Source data:
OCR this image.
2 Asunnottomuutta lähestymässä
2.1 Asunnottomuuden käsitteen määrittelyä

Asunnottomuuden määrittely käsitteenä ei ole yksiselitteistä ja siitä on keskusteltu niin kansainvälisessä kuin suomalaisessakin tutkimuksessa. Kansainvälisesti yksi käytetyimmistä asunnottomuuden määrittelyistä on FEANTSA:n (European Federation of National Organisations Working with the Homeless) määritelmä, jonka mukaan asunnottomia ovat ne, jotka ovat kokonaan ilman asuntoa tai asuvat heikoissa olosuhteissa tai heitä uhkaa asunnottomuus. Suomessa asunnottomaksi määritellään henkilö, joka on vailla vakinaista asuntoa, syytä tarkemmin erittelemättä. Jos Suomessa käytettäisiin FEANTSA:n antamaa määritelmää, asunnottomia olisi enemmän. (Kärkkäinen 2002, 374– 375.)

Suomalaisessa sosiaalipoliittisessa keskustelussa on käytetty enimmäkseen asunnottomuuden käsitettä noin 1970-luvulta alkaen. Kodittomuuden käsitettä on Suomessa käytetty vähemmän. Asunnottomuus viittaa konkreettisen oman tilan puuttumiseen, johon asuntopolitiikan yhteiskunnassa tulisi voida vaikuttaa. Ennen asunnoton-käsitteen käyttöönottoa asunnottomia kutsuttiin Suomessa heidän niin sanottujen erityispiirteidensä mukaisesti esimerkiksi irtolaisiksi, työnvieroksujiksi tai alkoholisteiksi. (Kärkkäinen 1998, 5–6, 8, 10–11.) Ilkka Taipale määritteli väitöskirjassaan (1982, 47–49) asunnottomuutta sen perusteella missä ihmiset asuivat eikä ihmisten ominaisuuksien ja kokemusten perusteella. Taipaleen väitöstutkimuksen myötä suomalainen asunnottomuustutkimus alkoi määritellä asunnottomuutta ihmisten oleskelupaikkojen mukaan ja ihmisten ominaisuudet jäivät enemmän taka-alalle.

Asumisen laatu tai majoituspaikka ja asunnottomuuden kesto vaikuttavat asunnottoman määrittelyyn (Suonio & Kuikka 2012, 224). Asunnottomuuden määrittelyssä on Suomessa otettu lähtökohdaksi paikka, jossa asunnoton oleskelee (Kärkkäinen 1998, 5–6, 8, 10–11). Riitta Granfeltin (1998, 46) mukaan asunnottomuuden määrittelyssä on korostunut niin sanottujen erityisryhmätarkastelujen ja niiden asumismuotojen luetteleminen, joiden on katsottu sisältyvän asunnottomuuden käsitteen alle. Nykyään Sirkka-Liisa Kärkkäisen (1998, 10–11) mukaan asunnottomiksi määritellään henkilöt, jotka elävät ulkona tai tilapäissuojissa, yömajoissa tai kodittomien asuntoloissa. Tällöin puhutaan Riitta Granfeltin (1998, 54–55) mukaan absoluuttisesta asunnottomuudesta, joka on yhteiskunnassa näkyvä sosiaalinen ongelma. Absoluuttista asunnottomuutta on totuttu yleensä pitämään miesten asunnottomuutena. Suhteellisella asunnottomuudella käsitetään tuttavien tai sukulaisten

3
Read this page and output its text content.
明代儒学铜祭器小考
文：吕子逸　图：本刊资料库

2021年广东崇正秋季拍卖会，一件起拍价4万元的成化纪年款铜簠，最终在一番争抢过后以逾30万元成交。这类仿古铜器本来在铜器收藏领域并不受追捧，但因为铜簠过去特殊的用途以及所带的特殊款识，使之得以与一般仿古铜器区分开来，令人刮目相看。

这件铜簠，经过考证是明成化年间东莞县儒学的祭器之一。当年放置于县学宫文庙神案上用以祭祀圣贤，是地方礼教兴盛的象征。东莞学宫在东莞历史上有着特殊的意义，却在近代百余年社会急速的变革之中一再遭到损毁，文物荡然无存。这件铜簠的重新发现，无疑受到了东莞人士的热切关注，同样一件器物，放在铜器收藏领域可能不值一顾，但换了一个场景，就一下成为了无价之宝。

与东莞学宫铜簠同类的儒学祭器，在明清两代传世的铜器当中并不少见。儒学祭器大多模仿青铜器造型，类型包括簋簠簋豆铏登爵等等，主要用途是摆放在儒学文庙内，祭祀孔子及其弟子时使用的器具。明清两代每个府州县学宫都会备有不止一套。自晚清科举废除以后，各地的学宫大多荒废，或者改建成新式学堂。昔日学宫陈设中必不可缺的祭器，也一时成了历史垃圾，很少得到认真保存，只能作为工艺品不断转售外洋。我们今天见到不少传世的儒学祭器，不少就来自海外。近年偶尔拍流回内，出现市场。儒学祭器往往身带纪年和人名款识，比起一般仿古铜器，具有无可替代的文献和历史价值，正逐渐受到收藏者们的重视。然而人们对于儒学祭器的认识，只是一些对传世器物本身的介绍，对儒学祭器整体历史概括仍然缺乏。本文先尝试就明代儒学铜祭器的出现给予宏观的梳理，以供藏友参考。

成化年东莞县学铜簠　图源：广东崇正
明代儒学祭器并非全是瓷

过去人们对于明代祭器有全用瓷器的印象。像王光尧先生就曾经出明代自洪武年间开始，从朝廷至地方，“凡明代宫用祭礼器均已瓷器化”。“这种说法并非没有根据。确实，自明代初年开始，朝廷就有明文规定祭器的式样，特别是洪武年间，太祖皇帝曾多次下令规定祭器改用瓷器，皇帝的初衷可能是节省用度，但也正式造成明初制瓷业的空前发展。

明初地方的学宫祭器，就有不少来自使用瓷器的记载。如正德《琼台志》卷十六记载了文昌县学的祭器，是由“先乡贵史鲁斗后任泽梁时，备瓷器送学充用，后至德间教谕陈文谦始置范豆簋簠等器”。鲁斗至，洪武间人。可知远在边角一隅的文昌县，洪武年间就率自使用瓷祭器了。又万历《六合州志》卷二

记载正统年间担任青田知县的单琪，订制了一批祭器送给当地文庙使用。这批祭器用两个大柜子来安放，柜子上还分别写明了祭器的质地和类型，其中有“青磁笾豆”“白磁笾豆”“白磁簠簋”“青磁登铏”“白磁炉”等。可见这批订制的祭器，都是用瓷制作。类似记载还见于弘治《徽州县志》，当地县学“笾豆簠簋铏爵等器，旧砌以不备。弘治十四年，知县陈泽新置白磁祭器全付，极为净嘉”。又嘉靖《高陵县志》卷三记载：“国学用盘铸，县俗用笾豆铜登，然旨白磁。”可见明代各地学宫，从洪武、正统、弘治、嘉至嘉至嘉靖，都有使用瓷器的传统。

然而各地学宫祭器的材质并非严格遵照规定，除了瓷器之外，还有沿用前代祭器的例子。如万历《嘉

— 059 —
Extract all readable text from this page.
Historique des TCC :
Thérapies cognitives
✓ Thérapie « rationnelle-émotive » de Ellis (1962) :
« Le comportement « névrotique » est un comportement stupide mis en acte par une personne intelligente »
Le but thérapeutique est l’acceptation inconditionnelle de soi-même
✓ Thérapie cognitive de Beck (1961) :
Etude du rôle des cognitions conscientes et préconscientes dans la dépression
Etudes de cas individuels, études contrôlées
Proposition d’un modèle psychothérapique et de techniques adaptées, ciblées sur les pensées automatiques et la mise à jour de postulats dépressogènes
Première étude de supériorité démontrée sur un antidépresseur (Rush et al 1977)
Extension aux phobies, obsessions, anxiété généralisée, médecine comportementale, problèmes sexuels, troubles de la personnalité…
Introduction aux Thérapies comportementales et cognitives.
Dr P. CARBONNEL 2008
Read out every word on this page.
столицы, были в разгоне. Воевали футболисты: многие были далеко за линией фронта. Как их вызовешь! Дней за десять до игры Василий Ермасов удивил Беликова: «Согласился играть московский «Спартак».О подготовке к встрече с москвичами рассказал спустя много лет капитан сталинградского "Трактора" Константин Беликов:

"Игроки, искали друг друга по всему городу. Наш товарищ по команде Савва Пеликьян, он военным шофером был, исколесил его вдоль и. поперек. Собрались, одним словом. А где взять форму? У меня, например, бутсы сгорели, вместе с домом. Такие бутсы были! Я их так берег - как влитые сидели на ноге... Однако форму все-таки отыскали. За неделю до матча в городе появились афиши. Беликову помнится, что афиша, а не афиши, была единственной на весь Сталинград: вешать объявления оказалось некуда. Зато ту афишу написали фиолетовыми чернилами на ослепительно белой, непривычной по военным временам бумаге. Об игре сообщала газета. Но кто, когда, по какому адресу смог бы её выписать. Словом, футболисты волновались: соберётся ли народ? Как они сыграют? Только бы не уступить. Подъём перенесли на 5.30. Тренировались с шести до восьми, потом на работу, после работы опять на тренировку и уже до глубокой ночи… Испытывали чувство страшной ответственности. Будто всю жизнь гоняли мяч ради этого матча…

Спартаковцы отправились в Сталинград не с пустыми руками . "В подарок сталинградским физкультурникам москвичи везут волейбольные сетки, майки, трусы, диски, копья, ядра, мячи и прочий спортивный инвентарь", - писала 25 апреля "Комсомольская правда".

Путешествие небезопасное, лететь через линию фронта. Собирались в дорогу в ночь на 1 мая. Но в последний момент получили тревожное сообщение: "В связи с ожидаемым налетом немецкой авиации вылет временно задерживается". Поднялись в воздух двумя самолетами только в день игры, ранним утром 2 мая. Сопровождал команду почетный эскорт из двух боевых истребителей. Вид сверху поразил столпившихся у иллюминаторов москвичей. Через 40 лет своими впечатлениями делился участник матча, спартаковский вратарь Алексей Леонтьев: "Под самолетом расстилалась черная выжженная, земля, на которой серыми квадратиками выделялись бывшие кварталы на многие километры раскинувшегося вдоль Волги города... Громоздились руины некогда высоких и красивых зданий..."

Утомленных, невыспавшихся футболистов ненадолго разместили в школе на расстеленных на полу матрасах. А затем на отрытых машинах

What you need to do: Which lines include the word "this"? List them all.

Written answer:
OCR this image.
Read this page and output its text content.
Extract all readable text from this page.
Read out every word on this page.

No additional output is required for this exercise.